Items from a data source
....

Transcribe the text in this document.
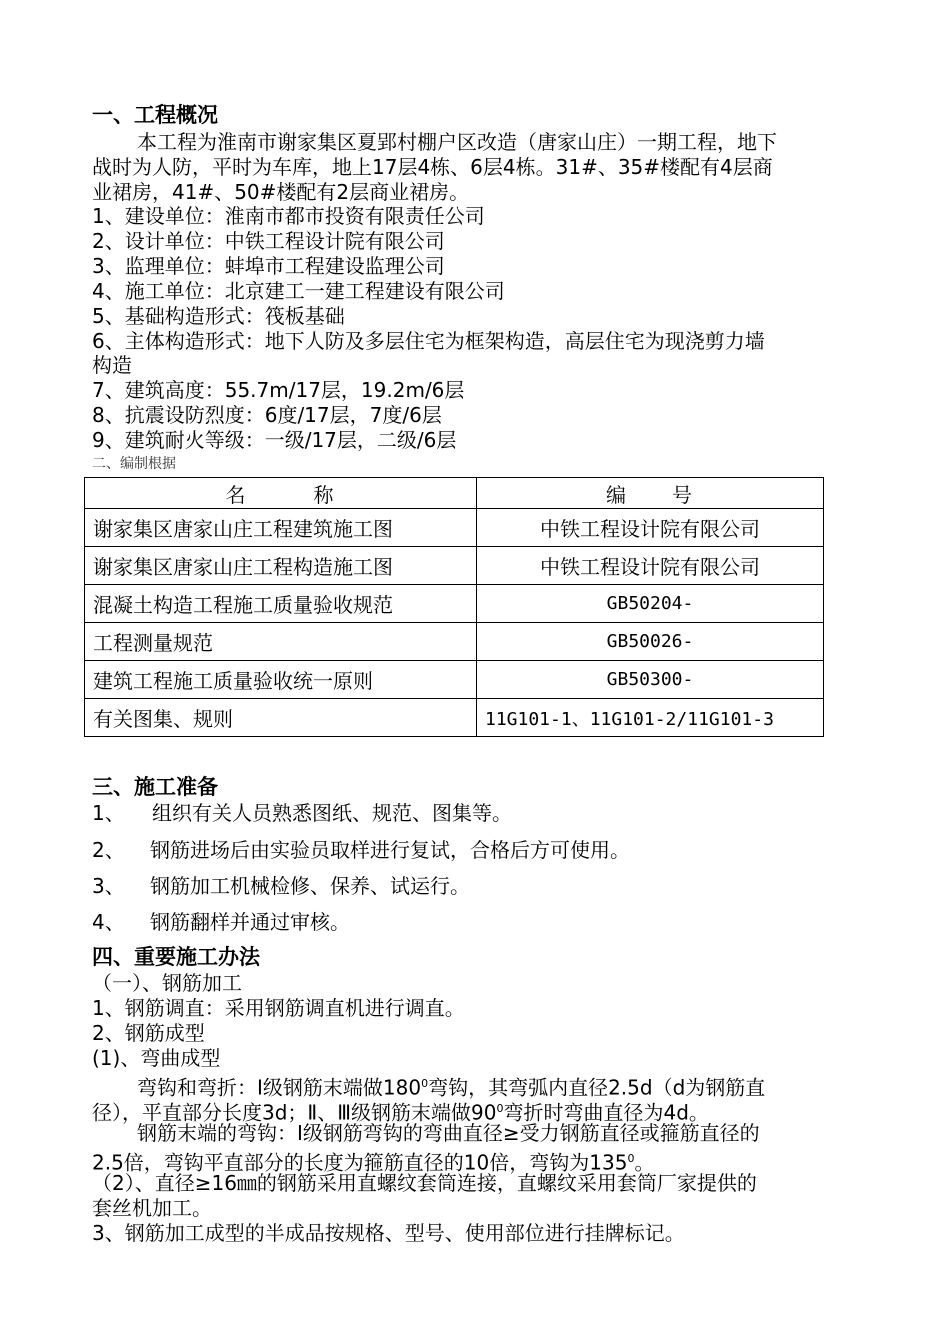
一、工程概况
本工程为淮南市谢家集区夏郢村棚户区改造（唐家山庄）一期工程，地下
战时为人防，平时为车库，地上17层4栋、6层4栋。31#、35#楼配有4层商
业裙房，41#、50#楼配有2层商业裙房。
1、建设单位：淮南市都市投资有限责任公司
2、设计单位：中铁工程设计院有限公司
3、监理单位：蚌埠市工程建设监理公司
4、施工单位：北京建工一建工程建设有限公司
5、基础构造形式：筏板基础
6、主体构造形式：地下人防及多层住宅为框架构造，高层住宅为现浇剪力墙
构造
7、建筑高度：55.7m/17层，19.2m/6层
8、抗震设防烈度：6度/17层，7度/6层
9、建筑耐火等级：一级/17层，二级/6层
二、编制根据
名　　　称	编　　号
谢家集区唐家山庄工程建筑施工图	中铁工程设计院有限公司
谢家集区唐家山庄工程构造施工图	中铁工程设计院有限公司
混凝土构造工程施工质量验收规范	GB50204-
工程测量规范	GB50026-
建筑工程施工质量验收统一原则	GB50300-
有关图集、规则	11G101-1、11G101-2/11G101-3
三、施工准备
1、 组织有关人员熟悉图纸、规范、图集等。
2、 钢筋进场后由实验员取样进行复试，合格后方可使用。
3、 钢筋加工机械检修、保养、试运行。
4、 钢筋翻样并通过审核。
四、重要施工办法
（一）、钢筋加工
1、钢筋调直：采用钢筋调直机进行调直。
2、钢筋成型
(1)、弯曲成型
弯钩和弯折：Ⅰ级钢筋末端做$180^0$弯钩，其弯弧内直径2.5d（d为钢筋直
径），平直部分长度3d；Ⅱ、Ⅲ级钢筋末端做$90^0$弯折时弯曲直径为4d。
钢筋末端的弯钩：Ⅰ级钢筋弯钩的弯曲直径≥受力钢筋直径或箍筋直径的
2.5倍，弯钩平直部分的长度为箍筋直径的10倍，弯钩为$135^0$。
（2）、直径≥16㎜的钢筋采用直螺纹套筒连接，直螺纹采用套筒厂家提供的
套丝机加工。
3、钢筋加工成型的半成品按规格、型号、使用部位进行挂牌标记。
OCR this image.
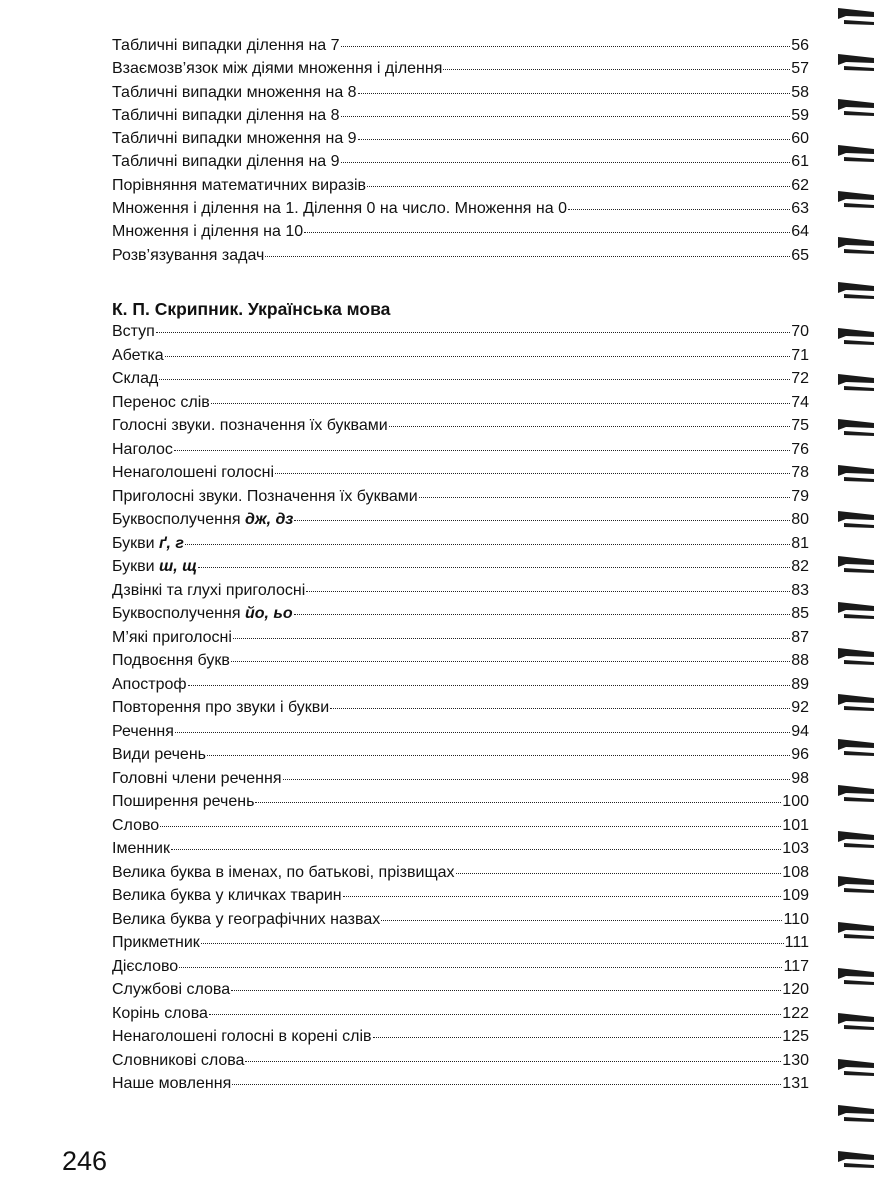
Табличні випадки ділення на 7	56
Взаємозв’язок між діями множення і ділення	57
Табличні випадки множення на 8	58
Табличні випадки ділення на 8	59
Табличні випадки множення на 9	60
Табличні випадки ділення на 9	61
Порівняння математичних виразів	62
Множення і ділення на 1. Ділення 0 на число. Множення на 0	63
Множення і ділення на 10	64
Розв’язування задач	65
К. П. Скрипник. Українська мова
Вступ	70
Абетка	71
Склад	72
Перенос слів	74
Голосні звуки. позначення їх буквами	75
Наголос	76
Ненаголошені голосні	78
Приголосні звуки. Позначення їх буквами	79
Буквосполучення дж, дз	80
Букви ґ, г	81
Букви ш, щ	82
Дзвінкі та глухі приголосні	83
Буквосполучення йо, ьо	85
М’які приголосні	87
Подвоєння букв	88
Апостроф	89
Повторення про звуки і букви	92
Речення	94
Види речень	96
Головні члени речення	98
Поширення речень	100
Слово	101
Іменник	103
Велика буква в іменах, по батькові, прізвищах	108
Велика буква у кличках тварин	109
Велика буква у географічних назвах	110
Прикметник	111
Дієслово	117
Службові слова	120
Корінь слова	122
Ненаголошені голосні в корені слів	125
Словникові слова	130
Наше мовлення	131
246
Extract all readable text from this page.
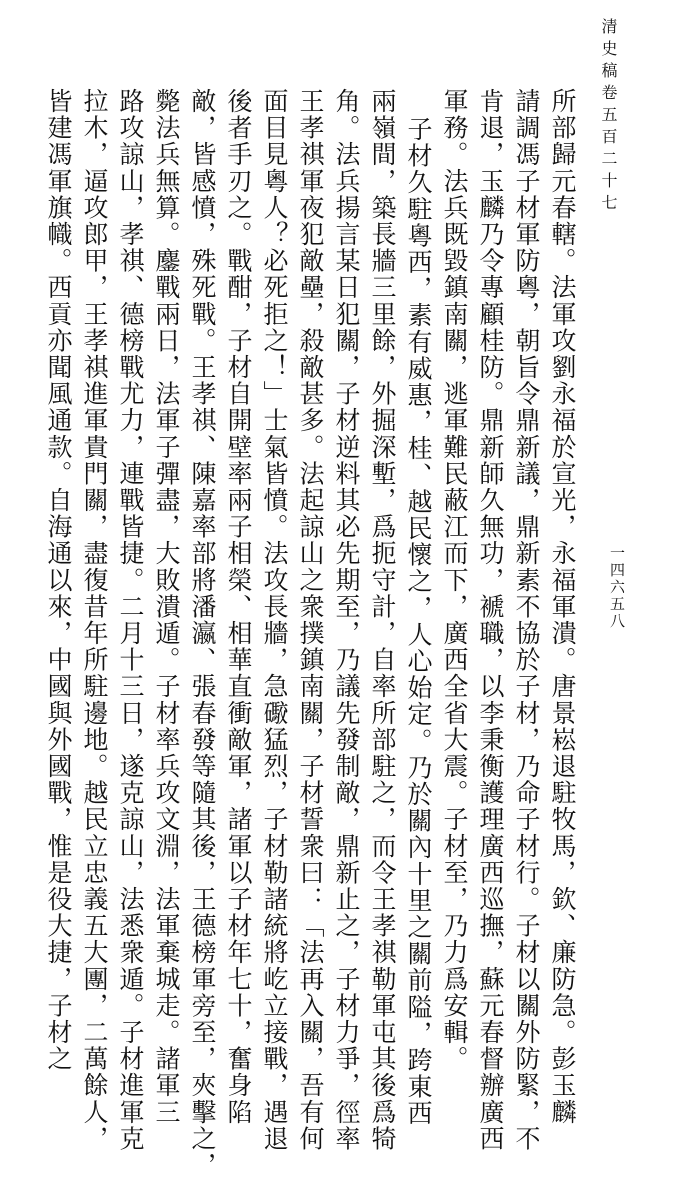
清史稿卷五百二十七
一四六五八
所部歸元春轄。法軍攻劉永福於宣光，永福軍潰。唐景崧退駐牧馬，欽、廉防急。彭玉麟
請調馮子材軍防粵，朝旨令鼎新議，鼎新素不協於子材，乃命子材行。子材以關外防緊，不
肯退，玉麟乃令專顧桂防。鼎新師久無功，褫職，以李秉衡護理廣西巡撫，蘇元春督辦廣西
軍務。法兵既毀鎮南關，逃軍難民蔽江而下，廣西全省大震。子材至，乃力爲安輯。
子材久駐粵西，素有威惠，桂、越民懷之，人心始定。乃於關內十里之關前隘，跨東西
兩嶺間，築長牆三里餘，外掘深塹，爲扼守計，自率所部駐之，而令王孝祺勒軍屯其後爲犄
角。法兵揚言某日犯關，子材逆料其必先期至，乃議先發制敵，鼎新止之，子材力爭，徑率
王孝祺軍夜犯敵壘，殺敵甚多。法起諒山之衆撲鎮南關，子材誓衆曰：「法再入關，吾有何
面目見粵人？必死拒之！」士氣皆憤。法攻長牆，急礮猛烈，子材勒諸統將屹立接戰，遇退
後者手刃之。戰酣，子材自開壁率兩子相榮、相華直衝敵軍，諸軍以子材年七十，奮身陷
敵，皆感憤，殊死戰。王孝祺、陳嘉率部將潘瀛、張春發等隨其後，王德榜軍旁至，夾擊之，
斃法兵無算。鏖戰兩日，法軍子彈盡，大敗潰遁。子材率兵攻文淵，法軍棄城走。諸軍三
路攻諒山，孝祺、德榜戰尤力，連戰皆捷。二月十三日，遂克諒山，法悉衆遁。子材進軍克
拉木，逼攻郎甲，王孝祺進軍貴門關，盡復昔年所駐邊地。越民立忠義五大團，二萬餘人，
皆建馮軍旗幟。西貢亦聞風通款。自海通以來，中國與外國戰，惟是役大捷，子材之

....

**PROBLEM STATEMENT**
Copy the material above in full and exactly, skipping pictures.

**ANSWER TO THIS TASK**
Transcribe the text in this document.
一、工程概况
本工程为淮南市谢家集区夏郢村棚户区改造（唐家山庄）一期工程，地下
战时为人防，平时为车库，地上17层4栋、6层4栋。31#、35#楼配有4层商
业裙房，41#、50#楼配有2层商业裙房。
1、建设单位：淮南市都市投资有限责任公司
2、设计单位：中铁工程设计院有限公司
3、监理单位：蚌埠市工程建设监理公司
4、施工单位：北京建工一建工程建设有限公司
5、基础构造形式：筏板基础
6、主体构造形式：地下人防及多层住宅为框架构造，高层住宅为现浇剪力墙
构造
7、建筑高度：55.7m/17层，19.2m/6层
8、抗震设防烈度：6度/17层，7度/6层
9、建筑耐火等级：一级/17层，二级/6层
二、编制根据
名　　　称	编　　号
谢家集区唐家山庄工程建筑施工图	中铁工程设计院有限公司
谢家集区唐家山庄工程构造施工图	中铁工程设计院有限公司
混凝土构造工程施工质量验收规范	GB50204-
工程测量规范	GB50026-
建筑工程施工质量验收统一原则	GB50300-
有关图集、规则	11G101-1、11G101-2/11G101-3
三、施工准备
1、 组织有关人员熟悉图纸、规范、图集等。
2、 钢筋进场后由实验员取样进行复试，合格后方可使用。
3、 钢筋加工机械检修、保养、试运行。
4、 钢筋翻样并通过审核。
四、重要施工办法
（一）、钢筋加工
1、钢筋调直：采用钢筋调直机进行调直。
2、钢筋成型
(1)、弯曲成型
弯钩和弯折：Ⅰ级钢筋末端做$180^0$弯钩，其弯弧内直径2.5d（d为钢筋直
径），平直部分长度3d；Ⅱ、Ⅲ级钢筋末端做$90^0$弯折时弯曲直径为4d。
钢筋末端的弯钩：Ⅰ级钢筋弯钩的弯曲直径≥受力钢筋直径或箍筋直径的
2.5倍，弯钩平直部分的长度为箍筋直径的10倍，弯钩为$135^0$。
（2）、直径≥16㎜的钢筋采用直螺纹套筒连接，直螺纹采用套筒厂家提供的
套丝机加工。
3、钢筋加工成型的半成品按规格、型号、使用部位进行挂牌标记。
OCR this image.
Табличні випадки ділення на 7	56
Взаємозв’язок між діями множення і ділення	57
Табличні випадки множення на 8	58
Табличні випадки ділення на 8	59
Табличні випадки множення на 9	60
Табличні випадки ділення на 9	61
Порівняння математичних виразів	62
Множення і ділення на 1. Ділення 0 на число. Множення на 0	63
Множення і ділення на 10	64
Розв’язування задач	65
К. П. Скрипник. Українська мова
Вступ	70
Абетка	71
Склад	72
Перенос слів	74
Голосні звуки. позначення їх буквами	75
Наголос	76
Ненаголошені голосні	78
Приголосні звуки. Позначення їх буквами	79
Буквосполучення дж, дз	80
Букви ґ, г	81
Букви ш, щ	82
Дзвінкі та глухі приголосні	83
Буквосполучення йо, ьо	85
М’які приголосні	87
Подвоєння букв	88
Апостроф	89
Повторення про звуки і букви	92
Речення	94
Види речень	96
Головні члени речення	98
Поширення речень	100
Слово	101
Іменник	103
Велика буква в іменах, по батькові, прізвищах	108
Велика буква у кличках тварин	109
Велика буква у географічних назвах	110
Прикметник	111
Дієслово	117
Службові слова	120
Корінь слова	122
Ненаголошені голосні в корені слів	125
Словникові слова	130
Наше мовлення	131
246
Extract all readable text from this page.
清史稿卷五百二十七
一四六五八
所部歸元春轄。法軍攻劉永福於宣光，永福軍潰。唐景崧退駐牧馬，欽、廉防急。彭玉麟
請調馮子材軍防粵，朝旨令鼎新議，鼎新素不協於子材，乃命子材行。子材以關外防緊，不
肯退，玉麟乃令專顧桂防。鼎新師久無功，褫職，以李秉衡護理廣西巡撫，蘇元春督辦廣西
軍務。法兵既毀鎮南關，逃軍難民蔽江而下，廣西全省大震。子材至，乃力爲安輯。
子材久駐粵西，素有威惠，桂、越民懷之，人心始定。乃於關內十里之關前隘，跨東西
兩嶺間，築長牆三里餘，外掘深塹，爲扼守計，自率所部駐之，而令王孝祺勒軍屯其後爲犄
角。法兵揚言某日犯關，子材逆料其必先期至，乃議先發制敵，鼎新止之，子材力爭，徑率
王孝祺軍夜犯敵壘，殺敵甚多。法起諒山之衆撲鎮南關，子材誓衆曰：「法再入關，吾有何
面目見粵人？必死拒之！」士氣皆憤。法攻長牆，急礮猛烈，子材勒諸統將屹立接戰，遇退
後者手刃之。戰酣，子材自開壁率兩子相榮、相華直衝敵軍，諸軍以子材年七十，奮身陷
敵，皆感憤，殊死戰。王孝祺、陳嘉率部將潘瀛、張春發等隨其後，王德榜軍旁至，夾擊之，
斃法兵無算。鏖戰兩日，法軍子彈盡，大敗潰遁。子材率兵攻文淵，法軍棄城走。諸軍三
路攻諒山，孝祺、德榜戰尤力，連戰皆捷。二月十三日，遂克諒山，法悉衆遁。子材進軍克
拉木，逼攻郎甲，王孝祺進軍貴門關，盡復昔年所駐邊地。越民立忠義五大團，二萬餘人，
皆建馮軍旗幟。西貢亦聞風通款。自海通以來，中國與外國戰，惟是役大捷，子材之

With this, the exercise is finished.